**Provided text:**
#####

Jeff, I love your comments about noir’s (“noir’s”?) irresistible attraction yet utter impossibility of achievement for blockbuster filmmakers.  It’s like Hollywood isn’t really sure that it’s depressed, but it’s going to try to fake it in the fakest way possible.  To at least gesture toward an answer to your final question, I do on some level think that a third possibility exists for the soulless bad film (poor, soulless movie with no one to love it!).  The discomfort I’m pointing to stems from the negative criticism of the film; from the bad reviews I’ve read, not even trashing Watchmen yields any creative pleasure. I think despair can, sometimes, still function as a productive place to be—and what reaction to Watchmen might reveal, horribly, is that an awful boredom trumps all. There’s a level of encyclopedic everythingness to this kind of moviemaking that underscores the absence of truly creative potential—we can do anything with all these tools, and anything ends up just being sadly interminable and hollow. It’s a pathetic kind of immortality, one that’s circled with ennui; I suspect that the disgust this kind of movie inspires speaks to a fear of overdetermination, of apathy, of an inescapable steely grey future.  Ironically, these are some of the very anxieties permeating the graphic novel; maybe we’re just miserable to see that, over two decades later, we still haven’t gotten our apocalypse.

I’m really inspired and excited by all these ideas you’ve all brought up and for your fantastic musings.  Thank you again!

 

Excellent posts, Jocelyn (and Bart, Kaelin, and Jeff)!

I haven't seen either 300 or Watchmen, but I'm very convinced by your post.

I won't be able to provide a thoughtful response, but I would to hear what you all think of this critic:

 

"Indeed, the ideal viewer — or reviewer, as the case may be — of the “Watchmen” movie would probably be a mid-’80s college sophomore with a smattering of Nietzsche, an extensive record collection and a comic-book nerd for a roommate. The film’s carefully preserved themes of apocalypse and decay might have proved powerfully unsettling to that anxious undergraduate sitting in his dorm room, listening to “99 Luftballons” and waiting for the world to end or the Berlin Wall to come down." (NYT, 06mar)

 

This is an excellent and biting review. But I think it gets at an interesting point: this reviewer doesn't ask a question of "should 'Watchmen' have stayed a graphic novel?" but "is there anything left of popular relevance in 'Watchmen' in 2009?" Just as Jeff notes, genres have expiration dates. The noir of 2009 is a warmed-over facsimile of noir of the 1940s. Could nihilism of Reagan-Thatcher have passed (I say yes, but I won't stop listening to the Smiths...)? In addition to a bad medium-to-medium transfer, could Watchman's bad-ness also lie in the fact that it was DOA, twenty years too late?

I, too, think that Jocelyn brings up a very interesting distinction between "bad" films that have low budgets with great intentions, and "bad" films that have unlimited budgets with no soul and vision.

#####

**Dataset entries:**
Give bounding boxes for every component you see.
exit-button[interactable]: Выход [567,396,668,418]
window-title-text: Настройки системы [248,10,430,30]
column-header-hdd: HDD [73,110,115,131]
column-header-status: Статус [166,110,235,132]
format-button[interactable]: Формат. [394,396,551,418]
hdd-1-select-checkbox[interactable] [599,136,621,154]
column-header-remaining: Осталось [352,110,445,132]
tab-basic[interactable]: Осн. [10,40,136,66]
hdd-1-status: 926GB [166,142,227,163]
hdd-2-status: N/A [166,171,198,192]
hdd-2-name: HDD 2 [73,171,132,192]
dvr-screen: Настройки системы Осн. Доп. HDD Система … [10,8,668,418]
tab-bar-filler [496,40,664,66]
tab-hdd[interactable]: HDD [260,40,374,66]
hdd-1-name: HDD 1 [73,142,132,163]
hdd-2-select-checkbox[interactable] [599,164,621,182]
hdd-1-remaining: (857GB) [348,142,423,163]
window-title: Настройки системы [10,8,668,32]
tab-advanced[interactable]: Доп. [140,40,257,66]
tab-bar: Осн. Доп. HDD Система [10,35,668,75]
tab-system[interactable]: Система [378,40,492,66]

#####

**Your tasks:**
[1] In the Watchmen discussion above, set down everything from "This is an excellent" down to "years too late?".
[2] According to the critic quoted in the Watchmen discussion, who would probably be the ideal viewer of the "Watchmen" movie?
[3] Render this sentence from the Watchmen discussion in Spanish: "The noir of 2009 is a warmed-over facsimile of noir of the 1940s."

**Solutions to the tasks:**
[1]
This is an excellent and biting review. But I think it gets at an interesting point: this reviewer doesn't ask a question of "should 'Watchmen' have stayed a graphic novel?" but "is there anything left of popular relevance in 'Watchmen' in 2009?" Just as Jeff notes, genres have expiration dates. The noir of 2009 is a warmed-over facsimile of noir of the 1940s. Could nihilism of Reagan-Thatcher have passed (I say yes, but I won't stop listening to the Smiths...)? In addition to a bad medium-to-medium transfer, could Watchman's bad-ness also lie in the fact that it was DOA, twenty years too late?

[2] A mid-'80s college sophomore with a smattering of Nietzsche, an extensive record collection and a comic-book nerd for a roommate.

[3] El noir de 2009 es un facsímil recalentado del noir de la década de 1940.